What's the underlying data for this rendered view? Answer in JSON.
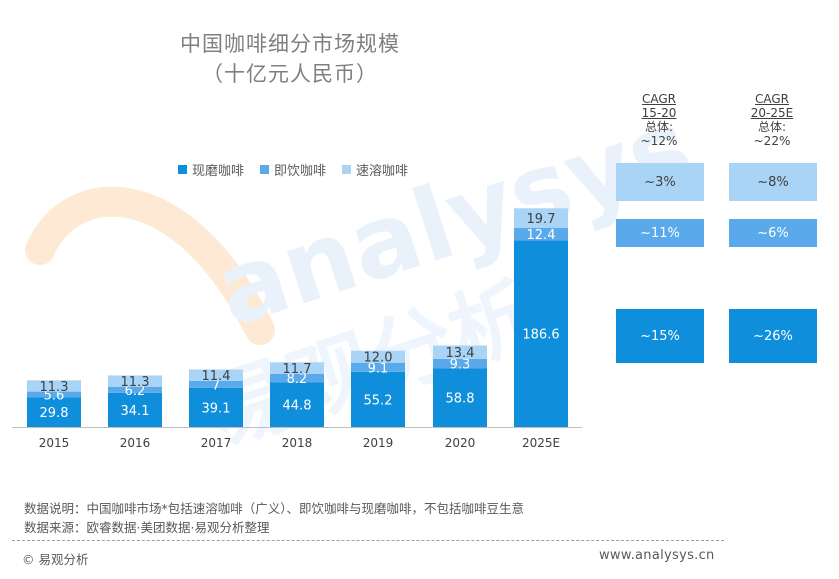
{
  "title_line1": "中国咖啡细分市场规模",
  "title_line2": "（十亿元人民币）",
  "colors": {
    "fresh": "#0f8fdb",
    "rtd": "#5aa9ea",
    "instant": "#a9d4f5",
    "label_dark": "#404040",
    "axis": "#bfbfbf"
  },
  "chart_data": {
    "type": "bar",
    "stacked": true,
    "title": "中国咖啡细分市场规模（十亿元人民币）",
    "categories": [
      "2015",
      "2016",
      "2017",
      "2018",
      "2019",
      "2020",
      "2025E"
    ],
    "series": [
      {
        "name": "现磨咖啡",
        "values": [
          29.8,
          34.1,
          39.1,
          44.8,
          55.2,
          58.8,
          186.6
        ]
      },
      {
        "name": "即饮咖啡",
        "values": [
          5.6,
          6.2,
          7,
          8.2,
          9.1,
          9.3,
          12.4
        ]
      },
      {
        "name": "速溶咖啡",
        "values": [
          11.3,
          11.3,
          11.4,
          11.7,
          12.0,
          13.4,
          19.7
        ]
      }
    ],
    "value_labels": [
      [
        "29.8",
        "34.1",
        "39.1",
        "44.8",
        "55.2",
        "58.8",
        "186.6"
      ],
      [
        "5.6",
        "6.2",
        "7",
        "8.2",
        "9.1",
        "9.3",
        "12.4"
      ],
      [
        "11.3",
        "11.3",
        "11.4",
        "11.7",
        "12.0",
        "13.4",
        "19.7"
      ]
    ],
    "legend_position": "top",
    "grid": false
  },
  "cagr": {
    "headers": [
      {
        "label": "CAGR",
        "period": "15-20",
        "total_label": "总体:",
        "total": "~12%"
      },
      {
        "label": "CAGR",
        "period": "20-25E",
        "total_label": "总体:",
        "total": "~22%"
      }
    ],
    "rows": [
      {
        "segment": "速溶咖啡",
        "values": [
          "~3%",
          "~8%"
        ]
      },
      {
        "segment": "即饮咖啡",
        "values": [
          "~11%",
          "~6%"
        ]
      },
      {
        "segment": "现磨咖啡",
        "values": [
          "~15%",
          "~26%"
        ]
      }
    ]
  },
  "notes": {
    "line1": "数据说明：中国咖啡市场*包括速溶咖啡（广义）、即饮咖啡与现磨咖啡，不包括咖啡豆生意",
    "line2": "数据来源：欧睿数据·美团数据·易观分析整理"
  },
  "footer": {
    "copyright": "© 易观分析",
    "website": "www.analysys.cn"
  },
  "watermark": {
    "text_latin": "analysys",
    "text_cn": "易观分析"
  }
}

#### EXERCISE DETAILS
Exactly as written, return every line of the listing, but not the pictures.

#### THE ANSWER
What's the underlying data for this rendered view? Answer in JSON.
{
  "title_line1": "中国咖啡细分市场规模",
  "title_line2": "（十亿元人民币）",
  "colors": {
    "fresh": "#0f8fdb",
    "rtd": "#5aa9ea",
    "instant": "#a9d4f5",
    "label_dark": "#404040",
    "axis": "#bfbfbf"
  },
  "chart_data": {
    "type": "bar",
    "stacked": true,
    "title": "中国咖啡细分市场规模（十亿元人民币）",
    "categories": [
      "2015",
      "2016",
      "2017",
      "2018",
      "2019",
      "2020",
      "2025E"
    ],
    "series": [
      {
        "name": "现磨咖啡",
        "values": [
          29.8,
          34.1,
          39.1,
          44.8,
          55.2,
          58.8,
          186.6
        ]
      },
      {
        "name": "即饮咖啡",
        "values": [
          5.6,
          6.2,
          7,
          8.2,
          9.1,
          9.3,
          12.4
        ]
      },
      {
        "name": "速溶咖啡",
        "values": [
          11.3,
          11.3,
          11.4,
          11.7,
          12.0,
          13.4,
          19.7
        ]
      }
    ],
    "value_labels": [
      [
        "29.8",
        "34.1",
        "39.1",
        "44.8",
        "55.2",
        "58.8",
        "186.6"
      ],
      [
        "5.6",
        "6.2",
        "7",
        "8.2",
        "9.1",
        "9.3",
        "12.4"
      ],
      [
        "11.3",
        "11.3",
        "11.4",
        "11.7",
        "12.0",
        "13.4",
        "19.7"
      ]
    ],
    "legend_position": "top",
    "grid": false
  },
  "cagr": {
    "headers": [
      {
        "label": "CAGR",
        "period": "15-20",
        "total_label": "总体:",
        "total": "~12%"
      },
      {
        "label": "CAGR",
        "period": "20-25E",
        "total_label": "总体:",
        "total": "~22%"
      }
    ],
    "rows": [
      {
        "segment": "速溶咖啡",
        "values": [
          "~3%",
          "~8%"
        ]
      },
      {
        "segment": "即饮咖啡",
        "values": [
          "~11%",
          "~6%"
        ]
      },
      {
        "segment": "现磨咖啡",
        "values": [
          "~15%",
          "~26%"
        ]
      }
    ]
  },
  "notes": {
    "line1": "数据说明：中国咖啡市场*包括速溶咖啡（广义）、即饮咖啡与现磨咖啡，不包括咖啡豆生意",
    "line2": "数据来源：欧睿数据·美团数据·易观分析整理"
  },
  "footer": {
    "copyright": "© 易观分析",
    "website": "www.analysys.cn"
  },
  "watermark": {
    "text_latin": "analysys",
    "text_cn": "易观分析"
  }
}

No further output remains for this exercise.